_Direction_
Show each line that has the string "Fotoğrafı" in it.

_Extracted data_

=====

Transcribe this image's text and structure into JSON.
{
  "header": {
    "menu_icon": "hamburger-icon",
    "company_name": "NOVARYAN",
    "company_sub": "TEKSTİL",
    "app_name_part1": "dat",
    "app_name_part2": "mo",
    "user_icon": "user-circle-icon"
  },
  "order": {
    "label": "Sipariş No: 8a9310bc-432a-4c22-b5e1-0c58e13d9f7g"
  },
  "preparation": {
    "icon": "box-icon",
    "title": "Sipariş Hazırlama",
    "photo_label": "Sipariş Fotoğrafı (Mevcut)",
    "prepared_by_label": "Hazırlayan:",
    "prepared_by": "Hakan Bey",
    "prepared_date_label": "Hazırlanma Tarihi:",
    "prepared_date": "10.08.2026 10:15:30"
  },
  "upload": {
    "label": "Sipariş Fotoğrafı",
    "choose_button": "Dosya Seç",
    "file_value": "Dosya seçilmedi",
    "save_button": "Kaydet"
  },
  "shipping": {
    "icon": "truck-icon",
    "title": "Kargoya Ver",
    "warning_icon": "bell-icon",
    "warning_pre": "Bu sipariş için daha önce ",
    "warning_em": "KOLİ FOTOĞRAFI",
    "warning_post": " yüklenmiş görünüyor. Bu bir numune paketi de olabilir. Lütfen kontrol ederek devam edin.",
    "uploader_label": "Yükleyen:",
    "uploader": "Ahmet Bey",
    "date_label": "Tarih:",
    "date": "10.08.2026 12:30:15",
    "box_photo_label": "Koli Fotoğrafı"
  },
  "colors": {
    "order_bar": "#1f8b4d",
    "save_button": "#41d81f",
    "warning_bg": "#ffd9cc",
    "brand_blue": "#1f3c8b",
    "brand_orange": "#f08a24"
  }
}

=====

_Correct answer_
    "photo_label": "Sipariş Fotoğrafı (Mevcut)",
    "label": "Sipariş Fotoğrafı",
    "box_photo_label": "Koli Fotoğrafı"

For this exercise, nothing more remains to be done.